— RECORDS FOR THE TASK —
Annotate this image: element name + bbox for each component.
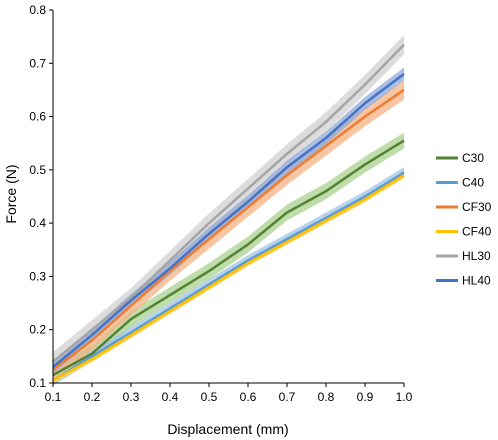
legend-label-c30: C30 [462, 151, 484, 165]
y-axis-title: Force (N) [3, 164, 19, 223]
series-line-c30 [52, 139, 405, 377]
y-tick-labels: 0.1 0.2 0.3 0.4 0.5 0.6 0.7 0.8 [29, 3, 53, 390]
y-tick-label: 0.3 [29, 269, 46, 283]
legend-label-hl30: HL30 [462, 249, 491, 263]
y-tick-label: 0.6 [29, 110, 46, 124]
x-tick-label: 0.1 [45, 390, 62, 404]
x-tick-label: 0.7 [279, 390, 296, 404]
y-tick-label: 0.4 [29, 216, 46, 230]
legend-label-hl40: HL40 [462, 274, 491, 288]
series-line-c40 [52, 171, 405, 382]
legend-label-cf40: CF40 [462, 225, 492, 239]
x-tick-label: 0.5 [201, 390, 218, 404]
x-tick-label: 1.0 [396, 390, 413, 404]
x-tick-label: 0.6 [240, 390, 257, 404]
axes [52, 10, 404, 384]
series-line-hl30 [52, 43, 405, 363]
x-tick-labels: 0.1 0.2 0.3 0.4 0.5 0.6 0.7 0.8 0.9 1.0 [45, 383, 413, 404]
y-tick-label: 0.7 [29, 56, 46, 70]
band-cf30 [53, 80, 404, 380]
series-line-cf40 [52, 174, 405, 382]
series-line-hl40 [52, 72, 405, 368]
legend-label-cf30: CF30 [462, 200, 492, 214]
x-axis-title: Displacement (mm) [167, 421, 288, 437]
confidence-bands [53, 35, 404, 386]
x-tick-label: 0.4 [162, 390, 179, 404]
x-tick-label: 0.2 [84, 390, 101, 404]
y-tick-label: 0.1 [29, 376, 46, 390]
series-line-cf30 [52, 88, 405, 371]
series-lines [52, 43, 405, 382]
x-tick-label: 0.8 [318, 390, 335, 404]
x-tick-label: 0.9 [357, 390, 374, 404]
y-tick-label: 0.2 [29, 323, 46, 337]
y-tick-label: 0.8 [29, 3, 46, 17]
legend-label-c40: C40 [462, 176, 484, 190]
x-tick-label: 0.3 [123, 390, 140, 404]
y-tick-label: 0.5 [29, 163, 46, 177]
legend: C30 C40 CF30 CF40 HL30 HL40 [436, 151, 492, 288]
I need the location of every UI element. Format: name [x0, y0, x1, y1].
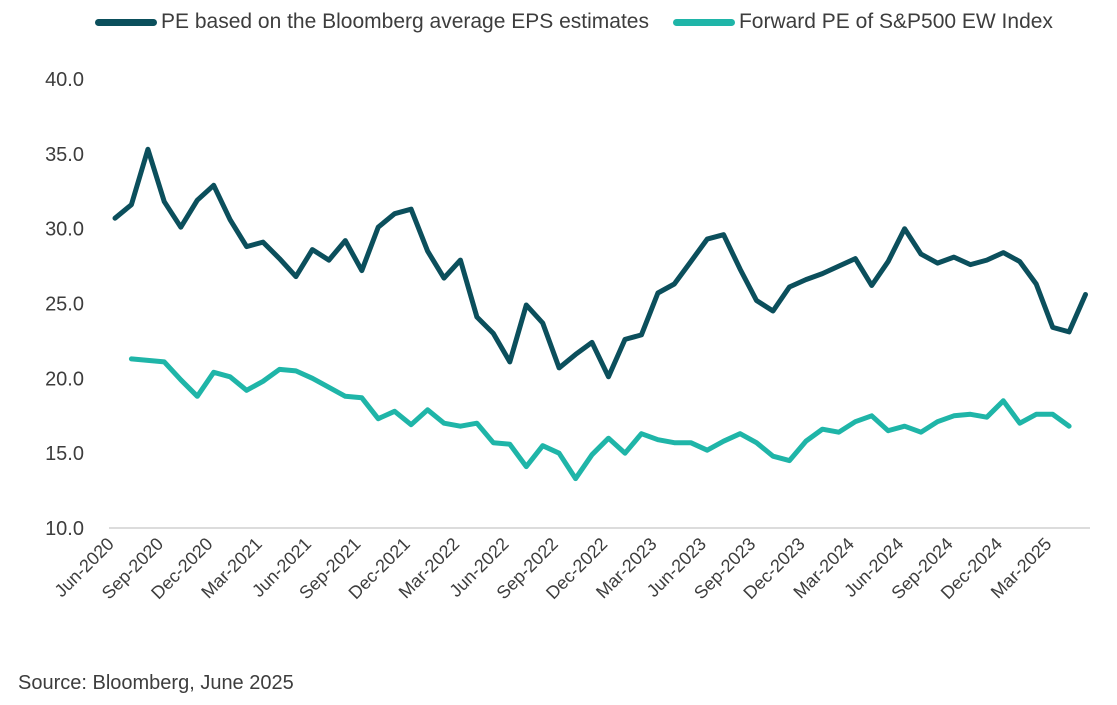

— PROBLEM STATEMENT —
Quote the rows above word for word, starting with the line containing "legend-label-c30: C30 [462, 151, 484, 165]" and going on through the line containing "confidence-bands [53, 35, 404, 386]".

— EXERCISE RESULT —
legend-label-c30: C30 [462, 151, 484, 165]
y-axis-title: Force (N) [3, 164, 19, 223]
series-line-c30 [52, 139, 405, 377]
y-tick-labels: 0.1 0.2 0.3 0.4 0.5 0.6 0.7 0.8 [29, 3, 53, 390]
y-tick-label: 0.3 [29, 269, 46, 283]
legend-label-hl30: HL30 [462, 249, 491, 263]
y-tick-label: 0.6 [29, 110, 46, 124]
x-tick-label: 0.1 [45, 390, 62, 404]
x-tick-label: 0.7 [279, 390, 296, 404]
y-tick-label: 0.4 [29, 216, 46, 230]
legend-label-hl40: HL40 [462, 274, 491, 288]
series-line-c40 [52, 171, 405, 382]
legend-label-cf40: CF40 [462, 225, 492, 239]
x-tick-label: 0.5 [201, 390, 218, 404]
x-tick-label: 1.0 [396, 390, 413, 404]
x-tick-label: 0.6 [240, 390, 257, 404]
axes [52, 10, 404, 384]
series-line-hl30 [52, 43, 405, 363]
x-tick-labels: 0.1 0.2 0.3 0.4 0.5 0.6 0.7 0.8 0.9 1.0 [45, 383, 413, 404]
y-tick-label: 0.7 [29, 56, 46, 70]
band-cf30 [53, 80, 404, 380]
series-line-cf40 [52, 174, 405, 382]
series-line-hl40 [52, 72, 405, 368]
legend-label-cf30: CF30 [462, 200, 492, 214]
x-axis-title: Displacement (mm) [167, 421, 288, 437]
confidence-bands [53, 35, 404, 386]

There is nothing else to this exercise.